= ENUNCIADO 1 =
Segundo o trecho apresentado, o que a participação em todo o processo garantiu às Diretrizes? Liste cada item.
= ENUNCIADO 2 =
De acordo com o trecho apresentado, em que órgão as Diretrizes foram elaboradas e discutidas?

= TRECHO APRESENTADO =
____________________

Um aspecto importante das Diretrizes, e que explica muito de seu conteúdo, é que ela foi elaborada e discutida no Comite de Segurança Alimentar Mundial (CSA) após sua reforma que criou novos procedimentos e mecanismos de participação. Dessa vez a participação da sociedade civil e do setor privado não se deu apenas nos momentos das consultras públicas como costuma acontecer nos foruns insternacionais. A participação se deu em todo o processo, inclusive, na negociação de todo o seu conteúdo o que deu legitimidade e força política para as Diretrizes, além de garantir avanços importantes em seu conteúdo.

____________________

= DADOS REGISTRADOS =
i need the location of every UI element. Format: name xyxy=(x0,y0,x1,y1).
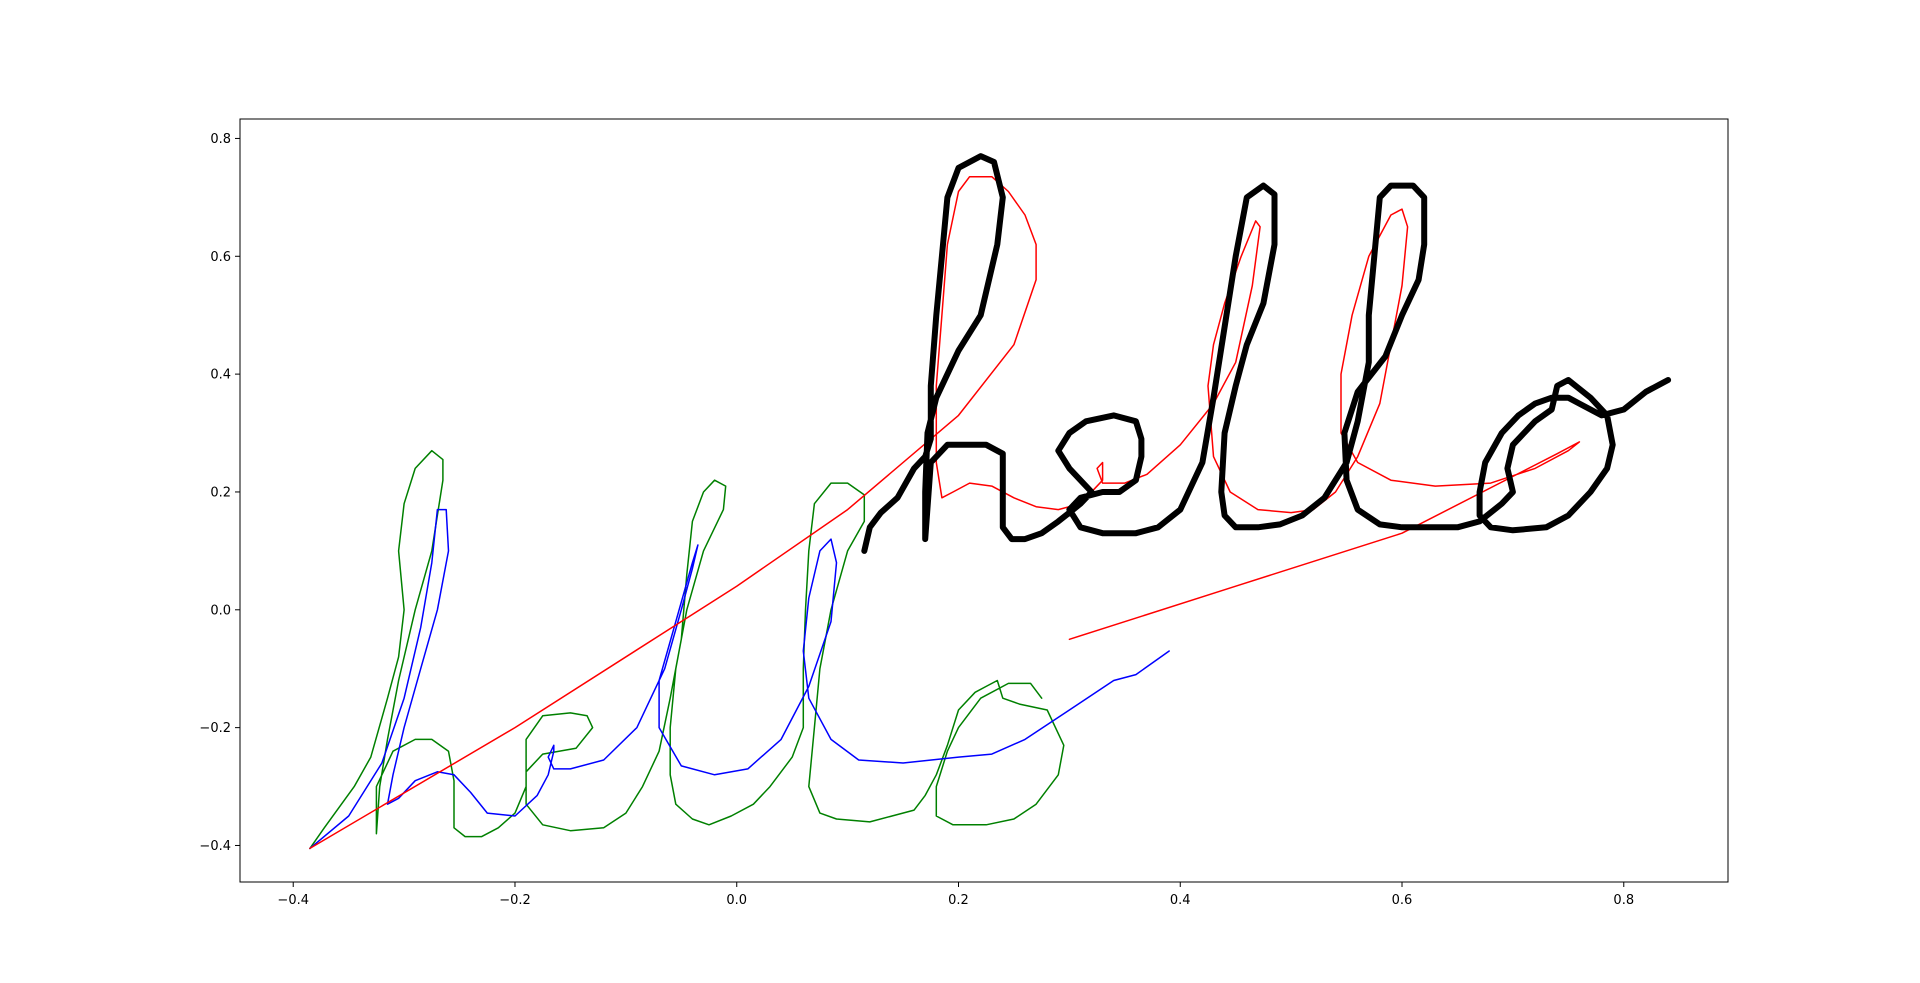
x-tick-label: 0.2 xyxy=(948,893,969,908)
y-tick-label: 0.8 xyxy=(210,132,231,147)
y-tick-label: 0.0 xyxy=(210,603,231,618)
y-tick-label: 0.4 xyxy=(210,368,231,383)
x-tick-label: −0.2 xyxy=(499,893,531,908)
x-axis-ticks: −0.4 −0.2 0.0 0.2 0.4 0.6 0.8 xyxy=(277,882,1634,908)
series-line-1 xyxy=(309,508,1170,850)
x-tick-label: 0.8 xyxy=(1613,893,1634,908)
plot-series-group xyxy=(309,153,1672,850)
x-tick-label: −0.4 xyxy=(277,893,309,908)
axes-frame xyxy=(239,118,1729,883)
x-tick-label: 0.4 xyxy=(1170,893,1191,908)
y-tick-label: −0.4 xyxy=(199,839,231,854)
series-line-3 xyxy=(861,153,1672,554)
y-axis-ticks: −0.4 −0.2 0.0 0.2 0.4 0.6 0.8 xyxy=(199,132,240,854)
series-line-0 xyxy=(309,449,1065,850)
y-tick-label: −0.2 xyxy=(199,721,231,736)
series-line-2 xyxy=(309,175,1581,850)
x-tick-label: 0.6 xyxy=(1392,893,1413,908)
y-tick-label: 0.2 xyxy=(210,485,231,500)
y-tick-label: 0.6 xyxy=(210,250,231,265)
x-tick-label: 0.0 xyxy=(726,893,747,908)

____________________

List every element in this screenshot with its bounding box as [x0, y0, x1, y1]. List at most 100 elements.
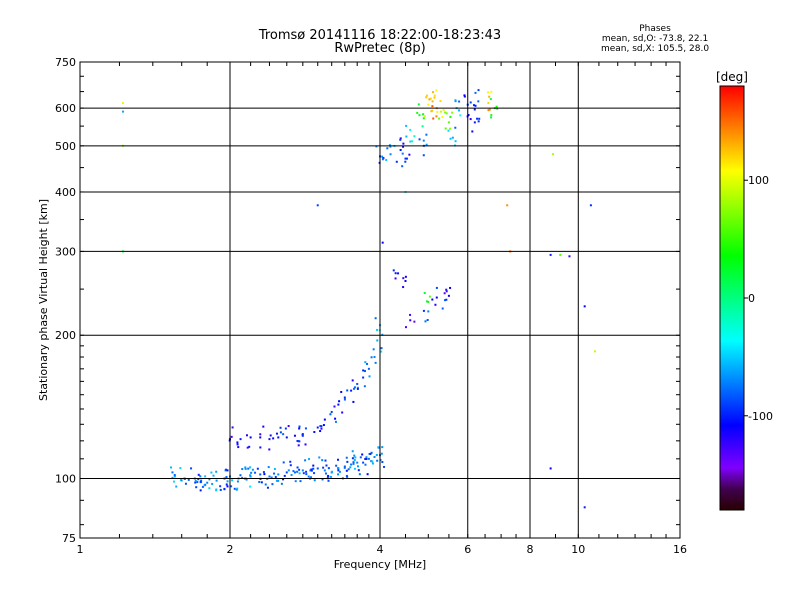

____________________

= RESPOSTA DO EXERCÍCIO 1 =
Legitimidade; força política; avanços importantes em seu conteúdo.

= RESPOSTA DO EXERCÍCIO 2 =
No CSA, após a reforma que criou novos procedimentos e mecanismos de participação.